A run of records
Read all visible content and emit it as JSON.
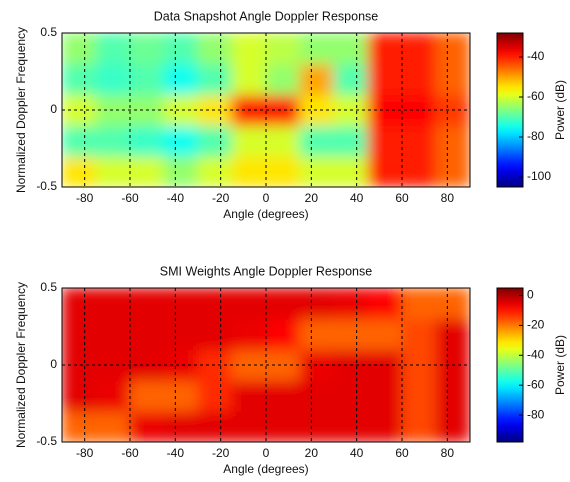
{
  "chart_data": [
    {
      "type": "heatmap",
      "title": "Data Snapshot Angle Doppler Response",
      "xlabel": "Angle (degrees)",
      "ylabel": "Normalized Doppler Frequency",
      "colorbar_label": "Power (dB)",
      "colormap": "jet",
      "grid": true,
      "x": [
        -82.5,
        -67.5,
        -52.5,
        -37.5,
        -22.5,
        -7.5,
        7.5,
        22.5,
        37.5,
        52.5,
        67.5,
        82.5
      ],
      "y": [
        -0.4,
        -0.2,
        0,
        0.2,
        0.4
      ],
      "values": [
        [
          -55,
          -60,
          -60,
          -65,
          -60,
          -55,
          -55,
          -60,
          -60,
          -40,
          -40,
          -45
        ],
        [
          -70,
          -70,
          -72,
          -75,
          -70,
          -60,
          -60,
          -70,
          -70,
          -40,
          -40,
          -45
        ],
        [
          -60,
          -65,
          -65,
          -60,
          -55,
          -40,
          -40,
          -55,
          -60,
          -38,
          -38,
          -42
        ],
        [
          -70,
          -72,
          -70,
          -75,
          -70,
          -60,
          -65,
          -50,
          -70,
          -40,
          -40,
          -45
        ],
        [
          -65,
          -70,
          -68,
          -70,
          -65,
          -60,
          -62,
          -65,
          -65,
          -40,
          -40,
          -45
        ]
      ],
      "xlim": [
        -90,
        90
      ],
      "xticks": [
        -80,
        -60,
        -40,
        -20,
        0,
        20,
        40,
        60,
        80
      ],
      "ylim": [
        -0.5,
        0.5
      ],
      "yticks": [
        -0.5,
        0,
        0.5
      ],
      "clim": [
        -105,
        -28
      ],
      "cticks": [
        -100,
        -80,
        -60,
        -40
      ]
    },
    {
      "type": "heatmap",
      "title": "SMI Weights Angle Doppler Response",
      "xlabel": "Angle (degrees)",
      "ylabel": "Normalized Doppler Frequency",
      "colorbar_label": "Power (dB)",
      "colormap": "jet",
      "grid": true,
      "x": [
        -82.5,
        -67.5,
        -52.5,
        -37.5,
        -22.5,
        -7.5,
        7.5,
        22.5,
        37.5,
        52.5,
        67.5,
        82.5
      ],
      "y": [
        -0.4,
        -0.2,
        0,
        0.2,
        0.4
      ],
      "values": [
        [
          -18,
          -18,
          -6,
          -5,
          -5,
          -5,
          -5,
          -5,
          -5,
          -5,
          -15,
          -5
        ],
        [
          -5,
          -6,
          -18,
          -18,
          -12,
          -5,
          -5,
          -5,
          -5,
          -5,
          -15,
          -5
        ],
        [
          -5,
          -5,
          -5,
          -6,
          -12,
          -18,
          -18,
          -6,
          -5,
          -5,
          -15,
          -5
        ],
        [
          -5,
          -5,
          -5,
          -5,
          -5,
          -6,
          -8,
          -18,
          -18,
          -18,
          -15,
          -5
        ],
        [
          -5,
          -5,
          -5,
          -5,
          -5,
          -5,
          -5,
          -5,
          -6,
          -8,
          -18,
          -18
        ]
      ],
      "xlim": [
        -90,
        90
      ],
      "xticks": [
        -80,
        -60,
        -40,
        -20,
        0,
        20,
        40,
        60,
        80
      ],
      "ylim": [
        -0.5,
        0.5
      ],
      "yticks": [
        -0.5,
        0,
        0.5
      ],
      "clim": [
        -98,
        5
      ],
      "cticks": [
        -80,
        -60,
        -40,
        -20,
        0
      ]
    }
  ]
}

* [WHAT TO WORK ON] Copy out each line exactly, without the pictures.

* [SOLUTION TO THE PROBLEM]
Read all visible content and emit it as JSON.
{
  "chart_data": [
    {
      "type": "heatmap",
      "title": "Data Snapshot Angle Doppler Response",
      "xlabel": "Angle (degrees)",
      "ylabel": "Normalized Doppler Frequency",
      "colorbar_label": "Power (dB)",
      "colormap": "jet",
      "grid": true,
      "x": [
        -82.5,
        -67.5,
        -52.5,
        -37.5,
        -22.5,
        -7.5,
        7.5,
        22.5,
        37.5,
        52.5,
        67.5,
        82.5
      ],
      "y": [
        -0.4,
        -0.2,
        0,
        0.2,
        0.4
      ],
      "values": [
        [
          -55,
          -60,
          -60,
          -65,
          -60,
          -55,
          -55,
          -60,
          -60,
          -40,
          -40,
          -45
        ],
        [
          -70,
          -70,
          -72,
          -75,
          -70,
          -60,
          -60,
          -70,
          -70,
          -40,
          -40,
          -45
        ],
        [
          -60,
          -65,
          -65,
          -60,
          -55,
          -40,
          -40,
          -55,
          -60,
          -38,
          -38,
          -42
        ],
        [
          -70,
          -72,
          -70,
          -75,
          -70,
          -60,
          -65,
          -50,
          -70,
          -40,
          -40,
          -45
        ],
        [
          -65,
          -70,
          -68,
          -70,
          -65,
          -60,
          -62,
          -65,
          -65,
          -40,
          -40,
          -45
        ]
      ],
      "xlim": [
        -90,
        90
      ],
      "xticks": [
        -80,
        -60,
        -40,
        -20,
        0,
        20,
        40,
        60,
        80
      ],
      "ylim": [
        -0.5,
        0.5
      ],
      "yticks": [
        -0.5,
        0,
        0.5
      ],
      "clim": [
        -105,
        -28
      ],
      "cticks": [
        -100,
        -80,
        -60,
        -40
      ]
    },
    {
      "type": "heatmap",
      "title": "SMI Weights Angle Doppler Response",
      "xlabel": "Angle (degrees)",
      "ylabel": "Normalized Doppler Frequency",
      "colorbar_label": "Power (dB)",
      "colormap": "jet",
      "grid": true,
      "x": [
        -82.5,
        -67.5,
        -52.5,
        -37.5,
        -22.5,
        -7.5,
        7.5,
        22.5,
        37.5,
        52.5,
        67.5,
        82.5
      ],
      "y": [
        -0.4,
        -0.2,
        0,
        0.2,
        0.4
      ],
      "values": [
        [
          -18,
          -18,
          -6,
          -5,
          -5,
          -5,
          -5,
          -5,
          -5,
          -5,
          -15,
          -5
        ],
        [
          -5,
          -6,
          -18,
          -18,
          -12,
          -5,
          -5,
          -5,
          -5,
          -5,
          -15,
          -5
        ],
        [
          -5,
          -5,
          -5,
          -6,
          -12,
          -18,
          -18,
          -6,
          -5,
          -5,
          -15,
          -5
        ],
        [
          -5,
          -5,
          -5,
          -5,
          -5,
          -6,
          -8,
          -18,
          -18,
          -18,
          -15,
          -5
        ],
        [
          -5,
          -5,
          -5,
          -5,
          -5,
          -5,
          -5,
          -5,
          -6,
          -8,
          -18,
          -18
        ]
      ],
      "xlim": [
        -90,
        90
      ],
      "xticks": [
        -80,
        -60,
        -40,
        -20,
        0,
        20,
        40,
        60,
        80
      ],
      "ylim": [
        -0.5,
        0.5
      ],
      "yticks": [
        -0.5,
        0,
        0.5
      ],
      "clim": [
        -98,
        5
      ],
      "cticks": [
        -80,
        -60,
        -40,
        -20,
        0
      ]
    }
  ]
}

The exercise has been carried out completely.